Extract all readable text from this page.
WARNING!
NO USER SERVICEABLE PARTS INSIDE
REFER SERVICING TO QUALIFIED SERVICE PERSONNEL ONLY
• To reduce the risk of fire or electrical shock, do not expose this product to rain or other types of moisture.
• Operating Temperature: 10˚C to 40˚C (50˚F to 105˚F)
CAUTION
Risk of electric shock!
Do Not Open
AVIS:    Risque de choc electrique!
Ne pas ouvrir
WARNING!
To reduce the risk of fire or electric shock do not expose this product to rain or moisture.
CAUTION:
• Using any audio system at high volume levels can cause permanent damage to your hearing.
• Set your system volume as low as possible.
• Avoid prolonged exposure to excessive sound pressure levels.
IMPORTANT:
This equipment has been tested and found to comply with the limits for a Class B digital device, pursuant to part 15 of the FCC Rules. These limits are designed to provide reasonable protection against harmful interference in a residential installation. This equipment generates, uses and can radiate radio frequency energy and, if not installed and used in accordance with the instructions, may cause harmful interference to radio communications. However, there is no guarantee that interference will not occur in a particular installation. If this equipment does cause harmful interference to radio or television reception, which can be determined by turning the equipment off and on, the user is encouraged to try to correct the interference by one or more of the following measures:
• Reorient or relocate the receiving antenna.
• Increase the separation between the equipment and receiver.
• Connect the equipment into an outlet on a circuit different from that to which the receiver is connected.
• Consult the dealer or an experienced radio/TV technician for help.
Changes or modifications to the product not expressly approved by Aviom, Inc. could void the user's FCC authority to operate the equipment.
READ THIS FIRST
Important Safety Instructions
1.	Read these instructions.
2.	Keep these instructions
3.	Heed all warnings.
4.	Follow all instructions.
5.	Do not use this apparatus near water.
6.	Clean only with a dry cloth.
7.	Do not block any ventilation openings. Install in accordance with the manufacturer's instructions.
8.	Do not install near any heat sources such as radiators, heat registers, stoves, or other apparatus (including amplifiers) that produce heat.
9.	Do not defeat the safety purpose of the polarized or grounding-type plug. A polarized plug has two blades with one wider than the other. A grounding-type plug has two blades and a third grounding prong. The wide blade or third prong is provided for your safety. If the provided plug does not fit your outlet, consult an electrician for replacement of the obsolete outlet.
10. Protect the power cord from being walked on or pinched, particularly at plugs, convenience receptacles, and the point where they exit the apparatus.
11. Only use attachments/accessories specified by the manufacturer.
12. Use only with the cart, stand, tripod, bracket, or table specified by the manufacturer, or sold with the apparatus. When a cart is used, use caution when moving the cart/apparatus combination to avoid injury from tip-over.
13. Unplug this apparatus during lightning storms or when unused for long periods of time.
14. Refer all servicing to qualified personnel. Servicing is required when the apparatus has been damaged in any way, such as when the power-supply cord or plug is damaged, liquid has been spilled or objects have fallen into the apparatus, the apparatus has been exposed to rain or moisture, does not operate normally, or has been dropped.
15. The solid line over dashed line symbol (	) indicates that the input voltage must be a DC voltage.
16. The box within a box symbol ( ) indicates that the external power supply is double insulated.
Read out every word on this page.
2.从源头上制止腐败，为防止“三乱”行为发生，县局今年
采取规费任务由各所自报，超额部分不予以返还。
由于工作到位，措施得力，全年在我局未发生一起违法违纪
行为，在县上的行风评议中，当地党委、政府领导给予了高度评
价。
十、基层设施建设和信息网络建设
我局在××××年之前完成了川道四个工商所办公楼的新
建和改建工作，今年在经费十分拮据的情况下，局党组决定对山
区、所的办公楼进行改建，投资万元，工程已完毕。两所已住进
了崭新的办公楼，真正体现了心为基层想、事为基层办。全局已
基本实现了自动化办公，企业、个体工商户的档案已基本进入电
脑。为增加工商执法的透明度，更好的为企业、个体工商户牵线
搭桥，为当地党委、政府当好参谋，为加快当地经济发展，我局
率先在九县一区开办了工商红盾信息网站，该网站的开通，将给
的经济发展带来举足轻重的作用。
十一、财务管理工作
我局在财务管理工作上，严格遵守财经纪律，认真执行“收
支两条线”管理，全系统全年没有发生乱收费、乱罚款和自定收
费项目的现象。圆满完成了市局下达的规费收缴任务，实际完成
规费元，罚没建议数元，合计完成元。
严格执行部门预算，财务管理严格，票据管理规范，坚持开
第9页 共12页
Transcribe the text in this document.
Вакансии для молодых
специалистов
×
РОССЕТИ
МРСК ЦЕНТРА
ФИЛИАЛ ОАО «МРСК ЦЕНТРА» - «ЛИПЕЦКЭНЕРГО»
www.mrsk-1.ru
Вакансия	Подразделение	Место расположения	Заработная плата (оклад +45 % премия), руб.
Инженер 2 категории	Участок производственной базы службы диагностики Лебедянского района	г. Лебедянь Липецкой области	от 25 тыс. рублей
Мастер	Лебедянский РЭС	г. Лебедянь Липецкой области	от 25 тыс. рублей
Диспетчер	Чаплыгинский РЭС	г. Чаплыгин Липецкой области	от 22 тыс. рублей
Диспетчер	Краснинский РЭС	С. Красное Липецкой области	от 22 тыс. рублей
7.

·····

**Brief**
Gather every line from the listing above in which "supply" appears, and copy those lines.

**Output for this task**
14. Refer all servicing to qualified personnel. Servicing is required when the apparatus has been damaged in any way, such as when the power-supply cord or plug is damaged, liquid has been spilled or objects have fallen into the apparatus, the apparatus has been exposed to rain or moisture, does not operate normally, or has been dropped.
16. The box within a box symbol ( ) indicates that the external power supply is double insulated.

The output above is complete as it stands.